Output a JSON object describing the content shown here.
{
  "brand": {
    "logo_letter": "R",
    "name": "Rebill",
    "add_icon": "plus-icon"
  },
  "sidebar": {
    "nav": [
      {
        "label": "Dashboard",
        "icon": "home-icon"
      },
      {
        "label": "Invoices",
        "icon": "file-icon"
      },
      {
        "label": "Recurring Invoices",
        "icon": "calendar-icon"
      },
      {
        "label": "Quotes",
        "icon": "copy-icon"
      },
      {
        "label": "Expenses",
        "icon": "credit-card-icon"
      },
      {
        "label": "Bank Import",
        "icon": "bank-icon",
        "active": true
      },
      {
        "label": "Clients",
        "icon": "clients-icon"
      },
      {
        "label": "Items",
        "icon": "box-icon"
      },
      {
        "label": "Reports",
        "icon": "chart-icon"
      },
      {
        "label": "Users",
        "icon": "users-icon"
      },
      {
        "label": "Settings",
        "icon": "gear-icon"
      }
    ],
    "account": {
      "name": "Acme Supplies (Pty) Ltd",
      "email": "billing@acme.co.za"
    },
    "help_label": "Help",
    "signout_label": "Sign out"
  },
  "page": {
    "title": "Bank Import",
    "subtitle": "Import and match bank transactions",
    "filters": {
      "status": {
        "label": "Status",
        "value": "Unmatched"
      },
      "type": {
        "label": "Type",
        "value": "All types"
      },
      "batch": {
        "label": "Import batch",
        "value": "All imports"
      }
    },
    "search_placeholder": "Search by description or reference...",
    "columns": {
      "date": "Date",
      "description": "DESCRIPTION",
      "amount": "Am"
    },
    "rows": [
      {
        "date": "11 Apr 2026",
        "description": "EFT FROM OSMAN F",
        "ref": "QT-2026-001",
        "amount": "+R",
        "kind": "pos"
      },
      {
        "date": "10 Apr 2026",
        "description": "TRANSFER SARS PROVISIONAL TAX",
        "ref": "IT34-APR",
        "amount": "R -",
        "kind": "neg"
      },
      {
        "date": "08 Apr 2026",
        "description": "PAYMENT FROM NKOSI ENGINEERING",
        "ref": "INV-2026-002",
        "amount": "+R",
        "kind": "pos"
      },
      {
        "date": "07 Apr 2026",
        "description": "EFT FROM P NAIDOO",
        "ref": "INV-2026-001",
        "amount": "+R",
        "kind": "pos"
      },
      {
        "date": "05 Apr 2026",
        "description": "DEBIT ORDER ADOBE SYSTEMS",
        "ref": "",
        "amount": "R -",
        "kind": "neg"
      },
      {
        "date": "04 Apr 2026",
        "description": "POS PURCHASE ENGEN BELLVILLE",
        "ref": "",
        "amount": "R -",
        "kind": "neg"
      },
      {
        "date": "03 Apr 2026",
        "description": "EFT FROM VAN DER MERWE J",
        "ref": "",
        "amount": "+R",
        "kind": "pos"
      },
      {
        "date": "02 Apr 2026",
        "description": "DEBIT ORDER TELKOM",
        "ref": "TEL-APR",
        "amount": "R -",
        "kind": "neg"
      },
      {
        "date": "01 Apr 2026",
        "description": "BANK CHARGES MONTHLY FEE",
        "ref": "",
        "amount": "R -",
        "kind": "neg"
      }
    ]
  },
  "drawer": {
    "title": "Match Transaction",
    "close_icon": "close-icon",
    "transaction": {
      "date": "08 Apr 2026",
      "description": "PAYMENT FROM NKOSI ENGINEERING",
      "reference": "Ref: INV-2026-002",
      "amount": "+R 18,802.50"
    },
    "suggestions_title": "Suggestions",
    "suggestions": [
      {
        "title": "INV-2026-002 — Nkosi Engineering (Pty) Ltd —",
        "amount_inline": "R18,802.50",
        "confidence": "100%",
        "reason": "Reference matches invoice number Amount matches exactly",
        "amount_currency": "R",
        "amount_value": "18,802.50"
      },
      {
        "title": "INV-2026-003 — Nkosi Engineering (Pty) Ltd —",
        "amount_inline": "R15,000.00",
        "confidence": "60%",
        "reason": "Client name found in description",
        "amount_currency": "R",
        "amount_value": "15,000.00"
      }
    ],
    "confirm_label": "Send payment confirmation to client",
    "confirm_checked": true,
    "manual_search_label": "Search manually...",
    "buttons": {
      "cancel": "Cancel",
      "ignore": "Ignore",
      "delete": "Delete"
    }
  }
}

* **What you are asked to do**
Return all the data exactly as given.

* **Reply**
Output a JSON object describing the content shown here.
{
  "brand": {
    "logo_letter": "R",
    "name": "Rebill",
    "add_icon": "plus-icon"
  },
  "sidebar": {
    "nav": [
      {
        "label": "Dashboard",
        "icon": "home-icon"
      },
      {
        "label": "Invoices",
        "icon": "file-icon"
      },
      {
        "label": "Recurring Invoices",
        "icon": "calendar-icon"
      },
      {
        "label": "Quotes",
        "icon": "copy-icon"
      },
      {
        "label": "Expenses",
        "icon": "credit-card-icon"
      },
      {
        "label": "Bank Import",
        "icon": "bank-icon",
        "active": true
      },
      {
        "label": "Clients",
        "icon": "clients-icon"
      },
      {
        "label": "Items",
        "icon": "box-icon"
      },
      {
        "label": "Reports",
        "icon": "chart-icon"
      },
      {
        "label": "Users",
        "icon": "users-icon"
      },
      {
        "label": "Settings",
        "icon": "gear-icon"
      }
    ],
    "account": {
      "name": "Acme Supplies (Pty) Ltd",
      "email": "billing@acme.co.za"
    },
    "help_label": "Help",
    "signout_label": "Sign out"
  },
  "page": {
    "title": "Bank Import",
    "subtitle": "Import and match bank transactions",
    "filters": {
      "status": {
        "label": "Status",
        "value": "Unmatched"
      },
      "type": {
        "label": "Type",
        "value": "All types"
      },
      "batch": {
        "label": "Import batch",
        "value": "All imports"
      }
    },
    "search_placeholder": "Search by description or reference...",
    "columns": {
      "date": "Date",
      "description": "DESCRIPTION",
      "amount": "Am"
    },
    "rows": [
      {
        "date": "11 Apr 2026",
        "description": "EFT FROM OSMAN F",
        "ref": "QT-2026-001",
        "amount": "+R",
        "kind": "pos"
      },
      {
        "date": "10 Apr 2026",
        "description": "TRANSFER SARS PROVISIONAL TAX",
        "ref": "IT34-APR",
        "amount": "R -",
        "kind": "neg"
      },
      {
        "date": "08 Apr 2026",
        "description": "PAYMENT FROM NKOSI ENGINEERING",
        "ref": "INV-2026-002",
        "amount": "+R",
        "kind": "pos"
      },
      {
        "date": "07 Apr 2026",
        "description": "EFT FROM P NAIDOO",
        "ref": "INV-2026-001",
        "amount": "+R",
        "kind": "pos"
      },
      {
        "date": "05 Apr 2026",
        "description": "DEBIT ORDER ADOBE SYSTEMS",
        "ref": "",
        "amount": "R -",
        "kind": "neg"
      },
      {
        "date": "04 Apr 2026",
        "description": "POS PURCHASE ENGEN BELLVILLE",
        "ref": "",
        "amount": "R -",
        "kind": "neg"
      },
      {
        "date": "03 Apr 2026",
        "description": "EFT FROM VAN DER MERWE J",
        "ref": "",
        "amount": "+R",
        "kind": "pos"
      },
      {
        "date": "02 Apr 2026",
        "description": "DEBIT ORDER TELKOM",
        "ref": "TEL-APR",
        "amount": "R -",
        "kind": "neg"
      },
      {
        "date": "01 Apr 2026",
        "description": "BANK CHARGES MONTHLY FEE",
        "ref": "",
        "amount": "R -",
        "kind": "neg"
      }
    ]
  },
  "drawer": {
    "title": "Match Transaction",
    "close_icon": "close-icon",
    "transaction": {
      "date": "08 Apr 2026",
      "description": "PAYMENT FROM NKOSI ENGINEERING",
      "reference": "Ref: INV-2026-002",
      "amount": "+R 18,802.50"
    },
    "suggestions_title": "Suggestions",
    "suggestions": [
      {
        "title": "INV-2026-002 — Nkosi Engineering (Pty) Ltd —",
        "amount_inline": "R18,802.50",
        "confidence": "100%",
        "reason": "Reference matches invoice number Amount matches exactly",
        "amount_currency": "R",
        "amount_value": "18,802.50"
      },
      {
        "title": "INV-2026-003 — Nkosi Engineering (Pty) Ltd —",
        "amount_inline": "R15,000.00",
        "confidence": "60%",
        "reason": "Client name found in description",
        "amount_currency": "R",
        "amount_value": "15,000.00"
      }
    ],
    "confirm_label": "Send payment confirmation to client",
    "confirm_checked": true,
    "manual_search_label": "Search manually...",
    "buttons": {
      "cancel": "Cancel",
      "ignore": "Ignore",
      "delete": "Delete"
    }
  }
}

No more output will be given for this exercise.